=== PROBLEM DESCRIPTION ===
Search the records for "ffffff". Copy every line where it appears.

=== MATERIAL FOR THIS TASK ===
━━━━━━━━━━━━━━━━━━━━
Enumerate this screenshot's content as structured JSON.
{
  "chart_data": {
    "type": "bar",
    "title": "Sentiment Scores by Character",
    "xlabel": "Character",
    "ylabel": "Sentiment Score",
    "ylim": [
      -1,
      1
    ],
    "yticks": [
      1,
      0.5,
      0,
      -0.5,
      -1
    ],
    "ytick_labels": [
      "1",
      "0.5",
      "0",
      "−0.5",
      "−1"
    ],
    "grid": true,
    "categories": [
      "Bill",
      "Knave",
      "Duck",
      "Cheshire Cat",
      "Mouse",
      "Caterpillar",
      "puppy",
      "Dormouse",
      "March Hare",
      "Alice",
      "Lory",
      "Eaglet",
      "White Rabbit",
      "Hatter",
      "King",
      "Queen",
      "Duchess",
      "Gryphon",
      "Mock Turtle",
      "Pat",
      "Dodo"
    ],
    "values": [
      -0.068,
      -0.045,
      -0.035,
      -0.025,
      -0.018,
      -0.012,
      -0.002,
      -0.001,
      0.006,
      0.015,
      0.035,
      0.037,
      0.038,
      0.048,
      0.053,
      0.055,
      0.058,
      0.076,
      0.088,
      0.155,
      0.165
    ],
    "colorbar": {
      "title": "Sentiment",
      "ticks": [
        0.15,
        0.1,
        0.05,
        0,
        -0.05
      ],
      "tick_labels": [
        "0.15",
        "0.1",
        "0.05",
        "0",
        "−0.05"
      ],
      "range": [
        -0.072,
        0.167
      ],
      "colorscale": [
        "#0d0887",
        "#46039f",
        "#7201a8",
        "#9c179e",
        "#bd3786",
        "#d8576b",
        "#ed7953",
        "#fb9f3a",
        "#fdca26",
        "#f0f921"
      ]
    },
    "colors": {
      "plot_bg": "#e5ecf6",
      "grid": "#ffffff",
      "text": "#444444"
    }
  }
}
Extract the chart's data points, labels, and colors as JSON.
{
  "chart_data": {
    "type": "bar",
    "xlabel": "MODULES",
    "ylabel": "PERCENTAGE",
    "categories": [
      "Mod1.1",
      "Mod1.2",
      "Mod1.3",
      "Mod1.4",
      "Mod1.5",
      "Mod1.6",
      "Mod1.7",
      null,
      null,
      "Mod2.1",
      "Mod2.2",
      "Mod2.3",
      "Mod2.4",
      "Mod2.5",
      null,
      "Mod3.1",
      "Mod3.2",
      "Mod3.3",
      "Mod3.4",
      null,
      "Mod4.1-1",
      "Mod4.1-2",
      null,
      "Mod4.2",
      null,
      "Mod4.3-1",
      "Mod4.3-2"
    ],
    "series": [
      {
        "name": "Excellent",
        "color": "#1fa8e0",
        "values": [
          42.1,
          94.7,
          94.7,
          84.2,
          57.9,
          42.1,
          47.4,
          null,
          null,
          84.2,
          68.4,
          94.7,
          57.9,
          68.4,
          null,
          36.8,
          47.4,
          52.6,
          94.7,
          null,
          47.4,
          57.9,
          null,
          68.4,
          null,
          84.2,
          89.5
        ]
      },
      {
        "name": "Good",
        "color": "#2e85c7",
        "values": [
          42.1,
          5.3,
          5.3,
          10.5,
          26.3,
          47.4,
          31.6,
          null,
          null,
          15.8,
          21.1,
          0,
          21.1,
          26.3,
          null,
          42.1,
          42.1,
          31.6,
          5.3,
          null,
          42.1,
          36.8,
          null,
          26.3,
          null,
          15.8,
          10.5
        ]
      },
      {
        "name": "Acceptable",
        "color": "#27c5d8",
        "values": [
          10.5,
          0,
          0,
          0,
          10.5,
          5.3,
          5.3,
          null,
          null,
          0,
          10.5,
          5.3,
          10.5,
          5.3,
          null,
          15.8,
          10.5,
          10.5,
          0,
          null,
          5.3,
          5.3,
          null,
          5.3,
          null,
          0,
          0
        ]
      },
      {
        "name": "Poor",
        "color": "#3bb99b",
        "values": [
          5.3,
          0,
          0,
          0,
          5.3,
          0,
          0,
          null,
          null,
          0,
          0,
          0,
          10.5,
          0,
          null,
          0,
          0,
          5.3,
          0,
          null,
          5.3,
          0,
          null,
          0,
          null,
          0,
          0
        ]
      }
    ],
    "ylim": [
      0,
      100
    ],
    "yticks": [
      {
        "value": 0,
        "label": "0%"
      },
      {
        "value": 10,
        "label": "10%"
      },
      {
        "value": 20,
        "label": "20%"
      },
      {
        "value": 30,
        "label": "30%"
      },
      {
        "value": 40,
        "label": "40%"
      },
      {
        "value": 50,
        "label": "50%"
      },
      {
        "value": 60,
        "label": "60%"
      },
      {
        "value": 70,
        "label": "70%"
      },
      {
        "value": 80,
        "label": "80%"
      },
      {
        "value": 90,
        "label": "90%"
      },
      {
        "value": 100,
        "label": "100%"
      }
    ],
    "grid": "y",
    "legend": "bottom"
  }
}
━━━━━━━━━━━━━━━━━━━━
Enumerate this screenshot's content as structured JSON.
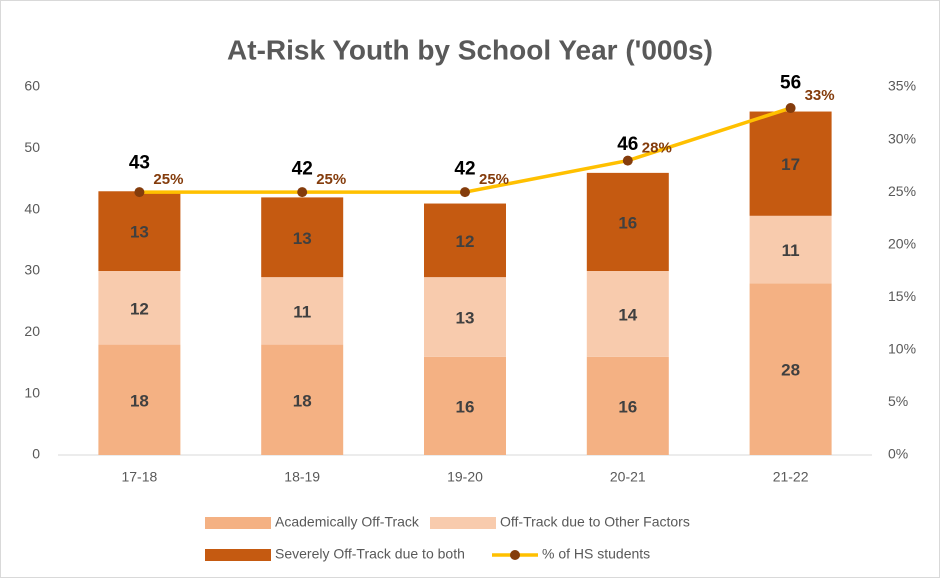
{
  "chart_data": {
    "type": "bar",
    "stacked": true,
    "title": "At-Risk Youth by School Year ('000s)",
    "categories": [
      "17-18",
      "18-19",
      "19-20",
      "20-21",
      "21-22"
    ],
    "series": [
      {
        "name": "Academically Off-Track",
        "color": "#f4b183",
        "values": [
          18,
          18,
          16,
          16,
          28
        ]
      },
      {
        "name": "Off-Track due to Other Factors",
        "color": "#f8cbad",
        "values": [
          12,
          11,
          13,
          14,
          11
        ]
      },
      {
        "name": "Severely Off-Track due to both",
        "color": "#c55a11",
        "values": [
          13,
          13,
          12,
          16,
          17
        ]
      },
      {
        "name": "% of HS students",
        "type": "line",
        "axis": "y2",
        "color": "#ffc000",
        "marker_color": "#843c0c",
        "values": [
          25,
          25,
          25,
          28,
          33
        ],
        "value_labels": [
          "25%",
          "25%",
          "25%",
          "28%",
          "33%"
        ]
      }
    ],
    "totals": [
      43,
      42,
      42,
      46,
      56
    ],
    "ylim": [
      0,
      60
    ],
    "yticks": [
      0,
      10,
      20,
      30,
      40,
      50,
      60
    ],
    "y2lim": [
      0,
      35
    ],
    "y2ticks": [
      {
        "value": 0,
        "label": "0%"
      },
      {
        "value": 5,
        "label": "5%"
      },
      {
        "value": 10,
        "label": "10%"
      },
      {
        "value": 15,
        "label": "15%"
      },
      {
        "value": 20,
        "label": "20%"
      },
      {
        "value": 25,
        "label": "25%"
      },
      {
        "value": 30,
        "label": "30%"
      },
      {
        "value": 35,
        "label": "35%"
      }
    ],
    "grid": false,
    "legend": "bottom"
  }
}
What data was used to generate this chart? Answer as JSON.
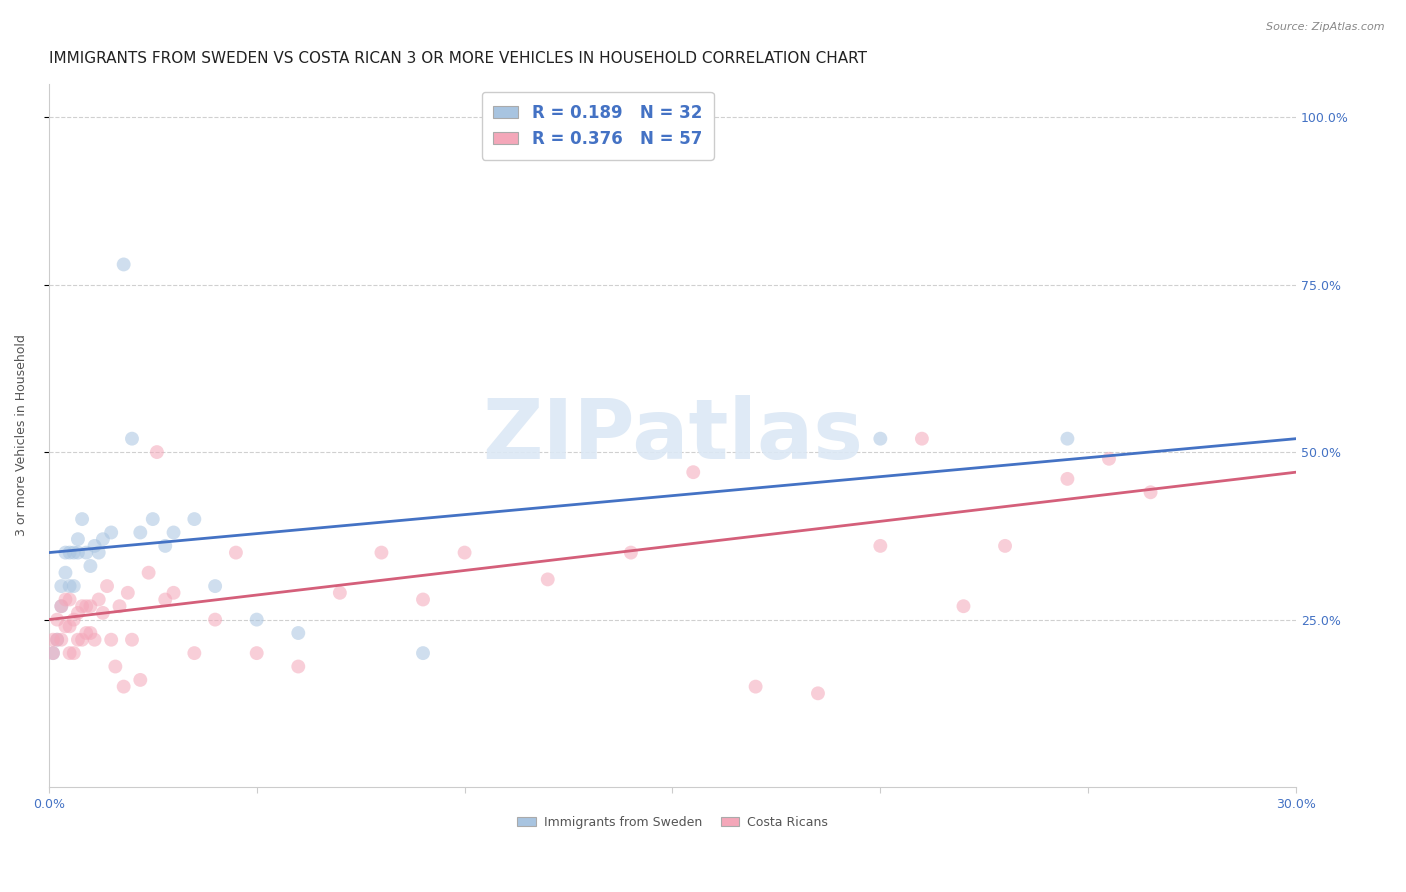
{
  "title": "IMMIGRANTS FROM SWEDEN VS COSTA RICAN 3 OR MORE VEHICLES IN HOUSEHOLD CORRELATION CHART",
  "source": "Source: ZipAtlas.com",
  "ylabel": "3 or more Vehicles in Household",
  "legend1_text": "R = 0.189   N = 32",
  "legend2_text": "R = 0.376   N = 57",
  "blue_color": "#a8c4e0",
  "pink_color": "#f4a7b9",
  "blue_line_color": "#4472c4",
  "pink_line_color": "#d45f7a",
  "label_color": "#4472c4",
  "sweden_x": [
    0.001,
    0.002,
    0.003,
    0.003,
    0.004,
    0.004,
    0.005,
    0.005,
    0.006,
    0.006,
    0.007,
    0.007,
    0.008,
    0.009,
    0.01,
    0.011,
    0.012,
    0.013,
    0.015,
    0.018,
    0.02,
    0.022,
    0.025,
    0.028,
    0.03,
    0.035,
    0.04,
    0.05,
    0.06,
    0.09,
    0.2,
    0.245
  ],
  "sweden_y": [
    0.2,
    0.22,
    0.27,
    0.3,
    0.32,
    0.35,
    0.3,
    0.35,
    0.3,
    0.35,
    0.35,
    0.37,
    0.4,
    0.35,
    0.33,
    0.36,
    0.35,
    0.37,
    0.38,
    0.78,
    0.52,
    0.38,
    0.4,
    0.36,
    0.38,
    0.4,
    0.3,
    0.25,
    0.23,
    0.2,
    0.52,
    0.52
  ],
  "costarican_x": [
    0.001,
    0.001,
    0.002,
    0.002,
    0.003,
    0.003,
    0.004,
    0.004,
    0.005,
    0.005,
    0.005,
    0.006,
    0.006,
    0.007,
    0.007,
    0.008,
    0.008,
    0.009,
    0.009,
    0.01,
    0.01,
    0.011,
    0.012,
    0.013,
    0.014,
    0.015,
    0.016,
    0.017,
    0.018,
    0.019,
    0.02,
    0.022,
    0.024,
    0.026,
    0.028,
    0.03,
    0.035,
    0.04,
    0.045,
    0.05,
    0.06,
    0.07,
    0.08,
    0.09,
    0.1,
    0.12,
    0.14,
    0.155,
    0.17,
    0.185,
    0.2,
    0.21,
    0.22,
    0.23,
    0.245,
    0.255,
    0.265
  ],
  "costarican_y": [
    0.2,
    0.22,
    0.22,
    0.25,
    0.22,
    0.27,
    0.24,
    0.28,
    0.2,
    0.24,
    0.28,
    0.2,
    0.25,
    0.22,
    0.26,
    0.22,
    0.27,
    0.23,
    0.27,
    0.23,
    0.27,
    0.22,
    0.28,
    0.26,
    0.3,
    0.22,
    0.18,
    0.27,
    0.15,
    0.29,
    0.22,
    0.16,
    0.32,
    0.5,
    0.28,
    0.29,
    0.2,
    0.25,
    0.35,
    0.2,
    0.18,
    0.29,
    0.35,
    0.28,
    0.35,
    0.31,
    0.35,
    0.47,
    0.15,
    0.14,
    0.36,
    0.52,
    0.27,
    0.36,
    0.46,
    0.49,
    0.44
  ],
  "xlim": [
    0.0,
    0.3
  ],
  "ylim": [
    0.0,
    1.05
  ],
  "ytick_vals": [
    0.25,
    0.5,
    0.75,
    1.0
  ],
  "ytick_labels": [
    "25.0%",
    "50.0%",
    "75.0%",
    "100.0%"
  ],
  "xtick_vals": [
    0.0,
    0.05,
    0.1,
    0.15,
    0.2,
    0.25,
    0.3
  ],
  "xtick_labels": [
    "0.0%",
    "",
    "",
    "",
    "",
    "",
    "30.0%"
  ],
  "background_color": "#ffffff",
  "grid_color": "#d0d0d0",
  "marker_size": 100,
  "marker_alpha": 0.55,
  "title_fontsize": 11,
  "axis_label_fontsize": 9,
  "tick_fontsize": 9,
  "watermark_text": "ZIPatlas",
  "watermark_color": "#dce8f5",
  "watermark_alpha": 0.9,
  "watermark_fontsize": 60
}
━━━━━━━━━━━━━━━━━━━━
=== EXERCISE SOLUTION ===
      "grid": "#ffffff",
  "background_color": "#ffffff",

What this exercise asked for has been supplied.